▸ **Your task**: Gather each line of the records where "الشافعية" appears.

*** Data listing ***

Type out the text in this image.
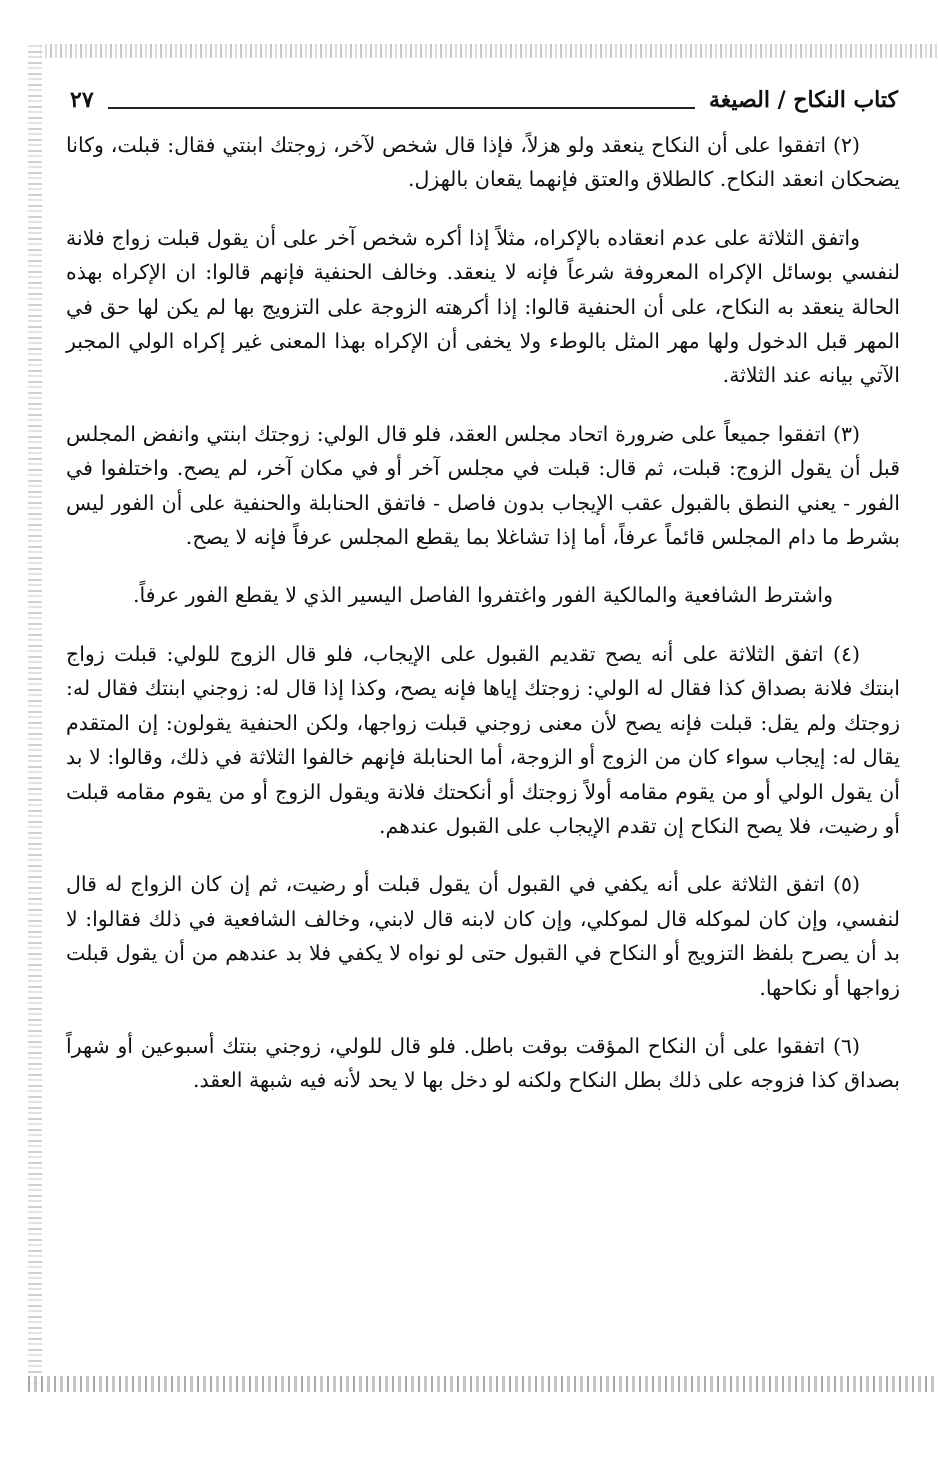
كتاب النكاح / الصيغة
٢٧

(٢) اتفقوا على أن النكاح ينعقد ولو هزلاً، فإذا قال شخص لآخر، زوجتك ابنتي فقال: قبلت، وكانا يضحكان انعقد النكاح. كالطلاق والعتق فإنهما يقعان بالهزل.

واتفق الثلاثة على عدم انعقاده بالإكراه، مثلاً إذا أكره شخص آخر على أن يقول قبلت زواج فلانة لنفسي بوسائل الإكراه المعروفة شرعاً فإنه لا ينعقد. وخالف الحنفية فإنهم قالوا: ان الإكراه بهذه الحالة ينعقد به النكاح، على أن الحنفية قالوا: إذا أكرهته الزوجة على التزويج بها لم يكن لها حق في المهر قبل الدخول ولها مهر المثل بالوطء ولا يخفى أن الإكراه بهذا المعنى غير إكراه الولي المجبر الآتي بيانه عند الثلاثة.

(٣) اتفقوا جميعاً على ضرورة اتحاد مجلس العقد، فلو قال الولي: زوجتك ابنتي وانفض المجلس قبل أن يقول الزوج: قبلت، ثم قال: قبلت في مجلس آخر أو في مكان آخر، لم يصح. واختلفوا في الفور - يعني النطق بالقبول عقب الإيجاب بدون فاصل - فاتفق الحنابلة والحنفية على أن الفور ليس بشرط ما دام المجلس قائماً عرفاً، أما إذا تشاغلا بما يقطع المجلس عرفاً فإنه لا يصح.

واشترط الشافعية والمالكية الفور واغتفروا الفاصل اليسير الذي لا يقطع الفور عرفاً.

(٤) اتفق الثلاثة على أنه يصح تقديم القبول على الإيجاب، فلو قال الزوج للولي: قبلت زواج ابنتك فلانة بصداق كذا فقال له الولي: زوجتك إياها فإنه يصح، وكذا إذا قال له: زوجني ابنتك فقال له: زوجتك ولم يقل: قبلت فإنه يصح لأن معنى زوجني قبلت زواجها، ولكن الحنفية يقولون: إن المتقدم يقال له: إيجاب سواء كان من الزوج أو الزوجة، أما الحنابلة فإنهم خالفوا الثلاثة في ذلك، وقالوا: لا بد أن يقول الولي أو من يقوم مقامه أولاً زوجتك أو أنكحتك فلانة ويقول الزوج أو من يقوم مقامه قبلت أو رضيت، فلا يصح النكاح إن تقدم الإيجاب على القبول عندهم.

(٥) اتفق الثلاثة على أنه يكفي في القبول أن يقول قبلت أو رضيت، ثم إن كان الزواج له قال لنفسي، وإن كان لموكله قال لموكلي، وإن كان لابنه قال لابني، وخالف الشافعية في ذلك فقالوا: لا بد أن يصرح بلفظ التزويج أو النكاح في القبول حتى لو نواه لا يكفي فلا بد عندهم من أن يقول قبلت زواجها أو نكاحها.

(٦) اتفقوا على أن النكاح المؤقت بوقت باطل. فلو قال للولي، زوجني بنتك أسبوعين أو شهراً بصداق كذا فزوجه على ذلك بطل النكاح ولكنه لو دخل بها لا يحد لأنه فيه شبهة العقد.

***

▸ **Task result**:
واشترط الشافعية والمالكية الفور واغتفروا الفاصل اليسير الذي لا يقطع الفور عرفاً.
(٥) اتفق الثلاثة على أنه يكفي في القبول أن يقول قبلت أو رضيت، ثم إن كان الزواج له قال لنفسي، وإن كان لموكله قال لموكلي، وإن كان لابنه قال لابني، وخالف الشافعية في ذلك فقالوا: لا بد أن يصرح بلفظ التزويج أو النكاح في القبول حتى لو نواه لا يكفي فلا بد عندهم من أن يقول قبلت زواجها أو نكاحها.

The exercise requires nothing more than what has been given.